Exercise
Transcribe the records below in full; pictures stay out of the copy.

Data for the task
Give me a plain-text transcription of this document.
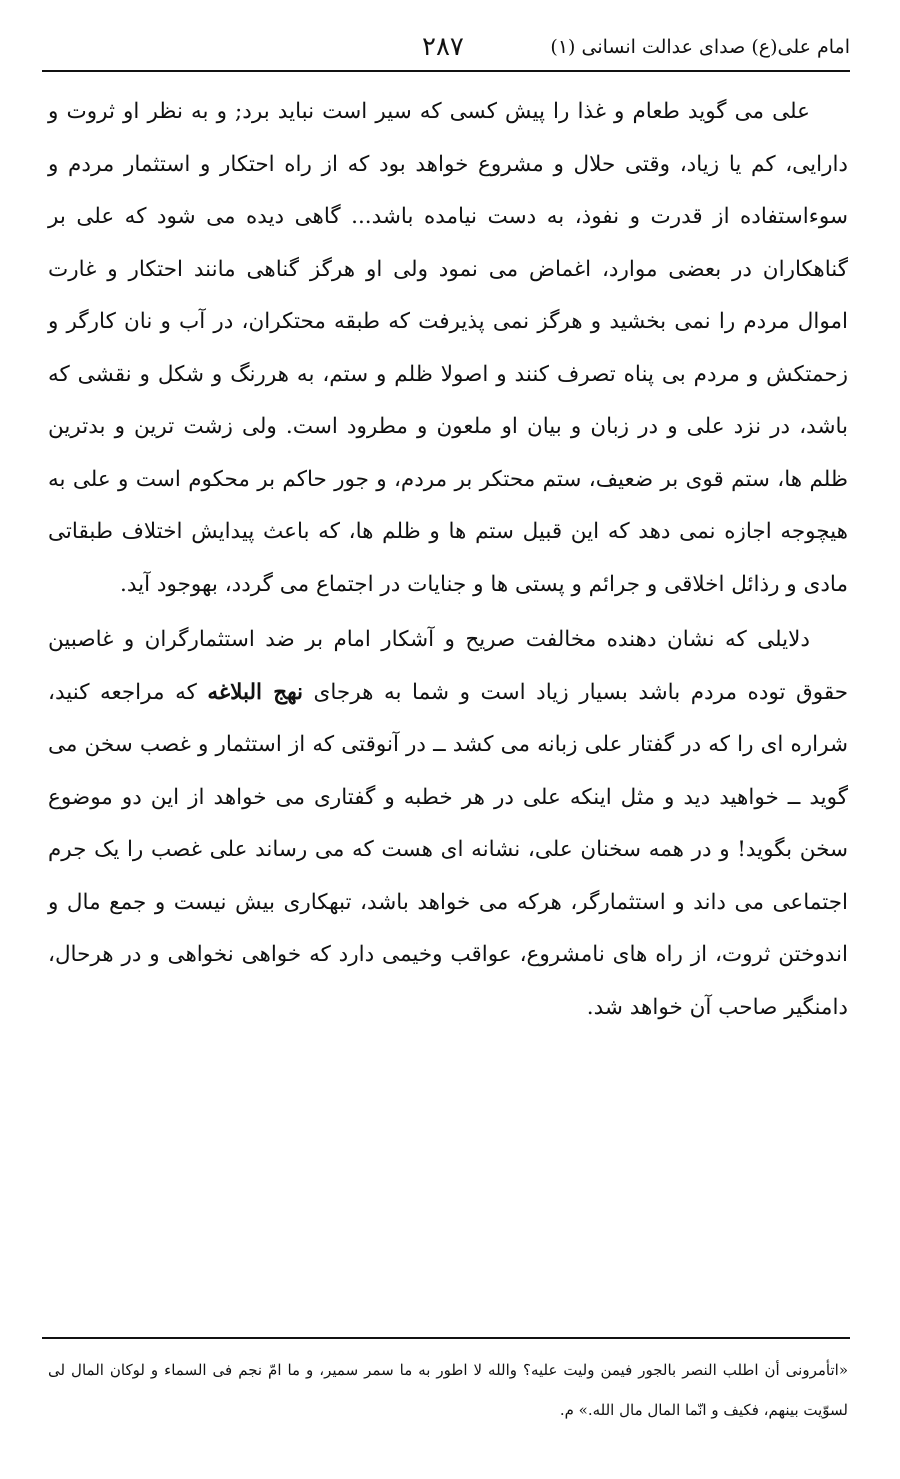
امام علی(ع) صدای عدالت انسانی (۱)
۲۸۷

علی می گوید طعام و غذا را پیش کسی که سیر است نباید برد; و به نظر او ثروت و دارایی، کم یا زیاد، وقتی حلال و مشروع خواهد بود که از راه احتکار و استثمار مردم و سوءاستفاده از قدرت و نفوذ، به دست نیامده باشد... گاهی دیده می شود که علی بر گناهکاران در بعضی موارد، اغماض می نمود ولی او هرگز گناهی مانند احتکار و غارت اموال مردم را نمی بخشید و هرگز نمی پذیرفت که طبقه محتکران، در آب و نان کارگر و زحمتکش و مردم بی پناه تصرف کنند و اصولا ظلم و ستم، به هررنگ و شکل و نقشی که باشد، در نزد علی و در زبان و بیان او ملعون و مطرود است. ولی زشت ترین و بدترین ظلم ها، ستم قوی بر ضعیف، ستم محتکر بر مردم، و جور حاکم بر محکوم است و علی به هیچوجه اجازه نمی دهد که این قبیل ستم ها و ظلم ها، که باعث پیدایش اختلاف طبقاتی مادی و رذائل اخلاقی و جرائم و پستی ها و جنایات در اجتماع می گردد، بهوجود آید.

دلایلی که نشان دهنده مخالفت صریح و آشکار امام بر ضد استثمارگران و غاصبین حقوق توده مردم باشد بسیار زیاد است و شما به هرجای نهج البلاغه که مراجعه کنید، شراره ای را که در گفتار علی زبانه می کشد ــ در آنوقتی که از استثمار و غصب سخن می گوید ــ خواهید دید و مثل اینکه علی در هر خطبه و گفتاری می خواهد از این دو موضوع سخن بگوید! و در همه سخنان علی، نشانه ای هست که می رساند علی غصب را یک جرم اجتماعی می داند و استثمارگر، هرکه می خواهد باشد، تبهکاری بیش نیست و جمع مال و اندوختن ثروت، از راه های نامشروع، عواقب وخیمی دارد که خواهی نخواهی و در هرحال، دامنگیر صاحب آن خواهد شد.

«اتأمرونی أن اطلب النصر بالجور فیمن ولیت علیه؟ والله لا اطور به ما سمر سمیر، و ما امّ نجم فی السماء و لوکان المال لی لسوّیت بینهم، فکیف و انّما المال مال الله.» م.
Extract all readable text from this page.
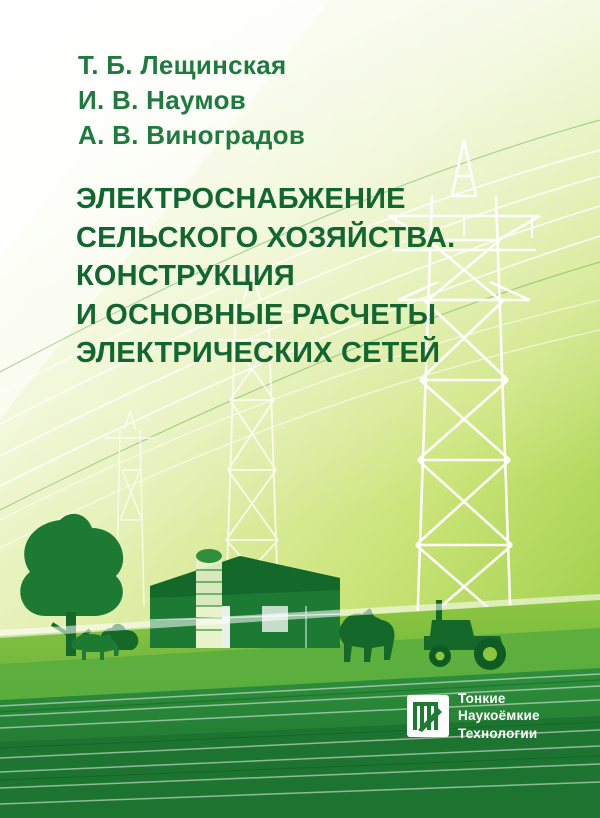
Т. Б. Лещинская
И. В. Наумов
А. В. Виноградов
ЭЛЕКТРОСНАБЖЕНИЕ
СЕЛЬСКОГО ХОЗЯЙСТВА.
КОНСТРУКЦИЯ
И ОСНОВНЫЕ РАСЧЕТЫ
ЭЛЕКТРИЧЕСКИХ СЕТЕЙ
Тонкие
Наукоёмкие
Технологии
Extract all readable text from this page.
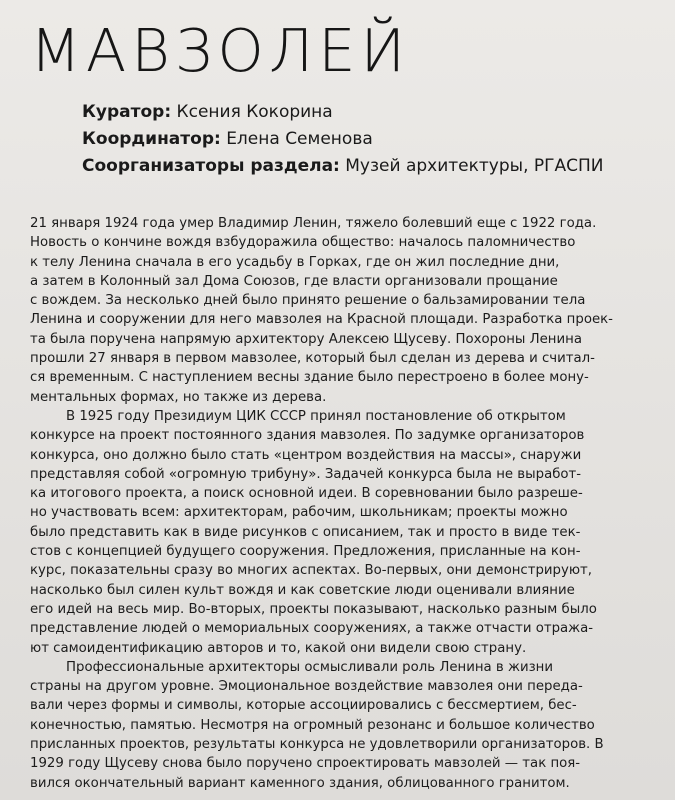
МАВЗОЛЕЙ
Куратор: Ксения Кокорина
Координатор: Елена Семенова
Соорганизаторы раздела: Музей архитектуры, РГАСПИ
21 января 1924 года умер Владимир Ленин, тяжело болевший еще с 1922 года.
Новость о кончине вождя взбудоражила общество: началось паломничество
к телу Ленина сначала в его усадьбу в Горках, где он жил последние дни,
а затем в Колонный зал Дома Союзов, где власти организовали прощание
с вождем. За несколько дней было принято решение о бальзамировании тела
Ленина и сооружении для него мавзолея на Красной площади. Разработка проек-
та была поручена напрямую архитектору Алексею Щусеву. Похороны Ленина
прошли 27 января в первом мавзолее, который был сделан из дерева и считал-
ся временным. С наступлением весны здание было перестроено в более мону-
ментальных формах, но также из дерева.
В 1925 году Президиум ЦИК СССР принял постановление об открытом
конкурсе на проект постоянного здания мавзолея. По задумке организаторов
конкурса, оно должно было стать «центром воздействия на массы», снаружи
представляя собой «огромную трибуну». Задачей конкурса была не выработ-
ка итогового проекта, а поиск основной идеи. В соревновании было разреше-
но участвовать всем: архитекторам, рабочим, школьникам; проекты можно
было представить как в виде рисунков с описанием, так и просто в виде тек-
стов с концепцией будущего сооружения. Предложения, присланные на кон-
курс, показательны сразу во многих аспектах. Во-первых, они демонстрируют,
насколько был силен культ вождя и как советские люди оценивали влияние
его идей на весь мир. Во-вторых, проекты показывают, насколько разным было
представление людей о мемориальных сооружениях, а также отчасти отража-
ют самоидентификацию авторов и то, какой они видели свою страну.
Профессиональные архитекторы осмысливали роль Ленина в жизни
страны на другом уровне. Эмоциональное воздействие мавзолея они переда-
вали через формы и символы, которые ассоциировались с бессмертием, бес-
конечностью, памятью. Несмотря на огромный резонанс и большое количество
присланных проектов, результаты конкурса не удовлетворили организаторов. В
1929 году Щусеву снова было поручено спроектировать мавзолей — так поя-
вился окончательный вариант каменного здания, облицованного гранитом.
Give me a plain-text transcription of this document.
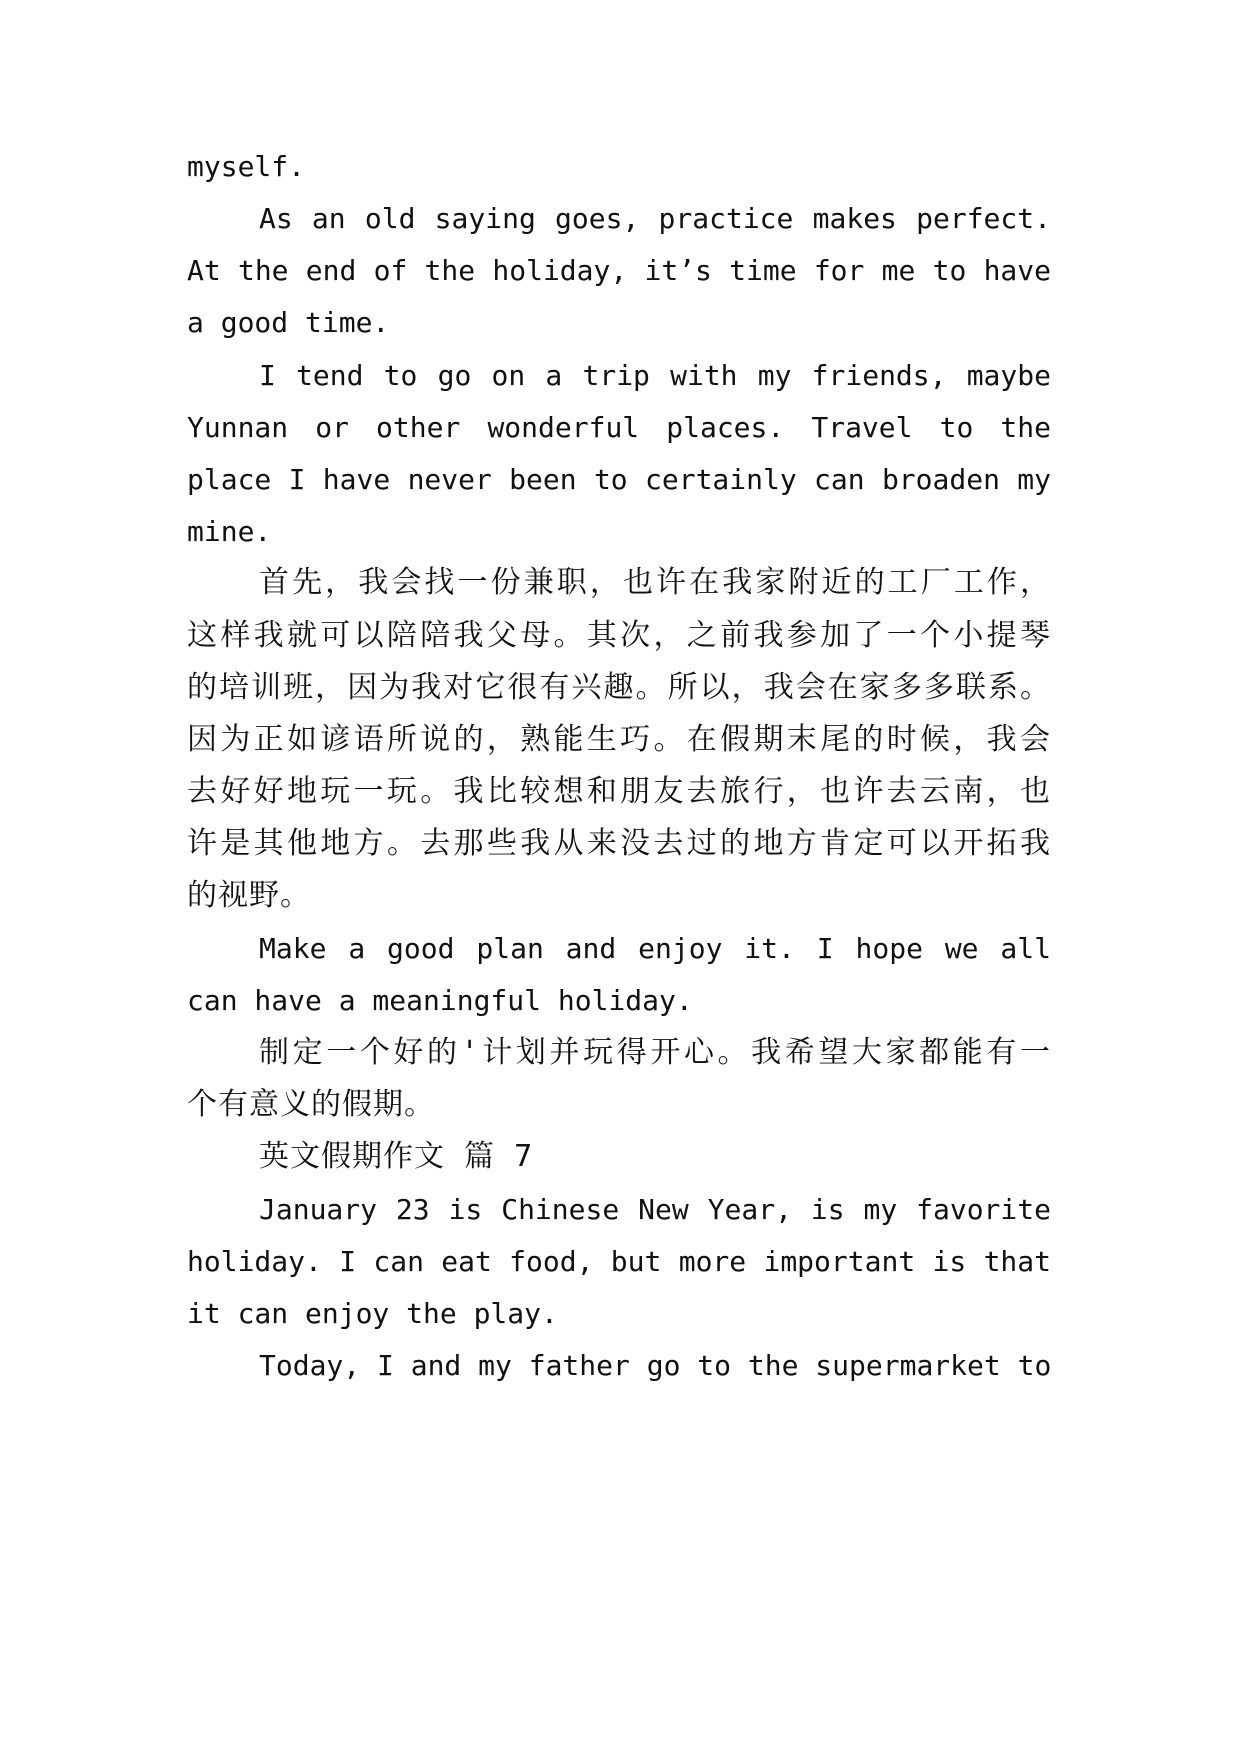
myself.
As an old saying goes, practice makes perfect.
At the end of the holiday, it’s time for me to have
a good time.
I tend to go on a trip with my friends, maybe
Yunnan or other wonderful places. Travel to the
place I have never been to certainly can broaden my
mine.
首先，我会找一份兼职，也许在我家附近的工厂工作，
这样我就可以陪陪我父母。其次，之前我参加了一个小提琴
的培训班，因为我对它很有兴趣。所以，我会在家多多联系。
因为正如谚语所说的，熟能生巧。在假期末尾的时候，我会
去好好地玩一玩。我比较想和朋友去旅行，也许去云南，也
许是其他地方。去那些我从来没去过的地方肯定可以开拓我
的视野。
Make a good plan and enjoy it. I hope we all
can have a meaningful holiday.
制定一个好的'计划并玩得开心。我希望大家都能有一
个有意义的假期。
英文假期作文 篇 7
January 23 is Chinese New Year, is my favorite
holiday. I can eat food, but more important is that
it can enjoy the play.
Today, I and my father go to the supermarket to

Answer to this task
Give me a plain-text transcription of this document.
امام علی(ع) صدای عدالت انسانی (۱)
۲۸۷

علی می گوید طعام و غذا را پیش کسی که سیر است نباید برد; و به نظر او ثروت و دارایی، کم یا زیاد، وقتی حلال و مشروع خواهد بود که از راه احتکار و استثمار مردم و سوءاستفاده از قدرت و نفوذ، به دست نیامده باشد... گاهی دیده می شود که علی بر گناهکاران در بعضی موارد، اغماض می نمود ولی او هرگز گناهی مانند احتکار و غارت اموال مردم را نمی بخشید و هرگز نمی پذیرفت که طبقه محتکران، در آب و نان کارگر و زحمتکش و مردم بی پناه تصرف کنند و اصولا ظلم و ستم، به هررنگ و شکل و نقشی که باشد، در نزد علی و در زبان و بیان او ملعون و مطرود است. ولی زشت ترین و بدترین ظلم ها، ستم قوی بر ضعیف، ستم محتکر بر مردم، و جور حاکم بر محکوم است و علی به هیچوجه اجازه نمی دهد که این قبیل ستم ها و ظلم ها، که باعث پیدایش اختلاف طبقاتی مادی و رذائل اخلاقی و جرائم و پستی ها و جنایات در اجتماع می گردد، بهوجود آید.

دلایلی که نشان دهنده مخالفت صریح و آشکار امام بر ضد استثمارگران و غاصبین حقوق توده مردم باشد بسیار زیاد است و شما به هرجای نهج البلاغه که مراجعه کنید، شراره ای را که در گفتار علی زبانه می کشد ــ در آنوقتی که از استثمار و غصب سخن می گوید ــ خواهید دید و مثل اینکه علی در هر خطبه و گفتاری می خواهد از این دو موضوع سخن بگوید! و در همه سخنان علی، نشانه ای هست که می رساند علی غصب را یک جرم اجتماعی می داند و استثمارگر، هرکه می خواهد باشد، تبهکاری بیش نیست و جمع مال و اندوختن ثروت، از راه های نامشروع، عواقب وخیمی دارد که خواهی نخواهی و در هرحال، دامنگیر صاحب آن خواهد شد.

«اتأمرونی أن اطلب النصر بالجور فیمن ولیت علیه؟ والله لا اطور به ما سمر سمیر، و ما امّ نجم فی السماء و لوکان المال لی لسوّیت بینهم، فکیف و انّما المال مال الله.» م.
Extract all readable text from this page.
Т. Б. Лещинская
И. В. Наумов
А. В. Виноградов
ЭЛЕКТРОСНАБЖЕНИЕ
СЕЛЬСКОГО ХОЗЯЙСТВА.
КОНСТРУКЦИЯ
И ОСНОВНЫЕ РАСЧЕТЫ
ЭЛЕКТРИЧЕСКИХ СЕТЕЙ
Тонкие
Наукоёмкие
Технологии
Extract all readable text from this page.
МАВЗОЛЕЙ
Куратор: Ксения Кокорина
Координатор: Елена Семенова
Соорганизаторы раздела: Музей архитектуры, РГАСПИ
21 января 1924 года умер Владимир Ленин, тяжело болевший еще с 1922 года.
Новость о кончине вождя взбудоражила общество: началось паломничество
к телу Ленина сначала в его усадьбу в Горках, где он жил последние дни,
а затем в Колонный зал Дома Союзов, где власти организовали прощание
с вождем. За несколько дней было принято решение о бальзамировании тела
Ленина и сооружении для него мавзолея на Красной площади. Разработка проек-
та была поручена напрямую архитектору Алексею Щусеву. Похороны Ленина
прошли 27 января в первом мавзолее, который был сделан из дерева и считал-
ся временным. С наступлением весны здание было перестроено в более мону-
ментальных формах, но также из дерева.
В 1925 году Президиум ЦИК СССР принял постановление об открытом
конкурсе на проект постоянного здания мавзолея. По задумке организаторов
конкурса, оно должно было стать «центром воздействия на массы», снаружи
представляя собой «огромную трибуну». Задачей конкурса была не выработ-
ка итогового проекта, а поиск основной идеи. В соревновании было разреше-
но участвовать всем: архитекторам, рабочим, школьникам; проекты можно
было представить как в виде рисунков с описанием, так и просто в виде тек-
стов с концепцией будущего сооружения. Предложения, присланные на кон-
курс, показательны сразу во многих аспектах. Во-первых, они демонстрируют,
насколько был силен культ вождя и как советские люди оценивали влияние
его идей на весь мир. Во-вторых, проекты показывают, насколько разным было
представление людей о мемориальных сооружениях, а также отчасти отража-
ют самоидентификацию авторов и то, какой они видели свою страну.
Профессиональные архитекторы осмысливали роль Ленина в жизни
страны на другом уровне. Эмоциональное воздействие мавзолея они переда-
вали через формы и символы, которые ассоциировались с бессмертием, бес-
конечностью, памятью. Несмотря на огромный резонанс и большое количество
присланных проектов, результаты конкурса не удовлетворили организаторов. В
1929 году Щусеву снова было поручено спроектировать мавзолей — так поя-
вился окончательный вариант каменного здания, облицованного гранитом.
Give me a plain-text transcription of this document.
myself.
As an old saying goes, practice makes perfect.
At the end of the holiday, it’s time for me to have
a good time.
I tend to go on a trip with my friends, maybe
Yunnan or other wonderful places. Travel to the
place I have never been to certainly can broaden my
mine.
首先，我会找一份兼职，也许在我家附近的工厂工作，
这样我就可以陪陪我父母。其次，之前我参加了一个小提琴
的培训班，因为我对它很有兴趣。所以，我会在家多多联系。
因为正如谚语所说的，熟能生巧。在假期末尾的时候，我会
去好好地玩一玩。我比较想和朋友去旅行，也许去云南，也
许是其他地方。去那些我从来没去过的地方肯定可以开拓我
的视野。
Make a good plan and enjoy it. I hope we all
can have a meaningful holiday.
制定一个好的'计划并玩得开心。我希望大家都能有一
个有意义的假期。
英文假期作文 篇 7
January 23 is Chinese New Year, is my favorite
holiday. I can eat food, but more important is that
it can enjoy the play.
Today, I and my father go to the supermarket to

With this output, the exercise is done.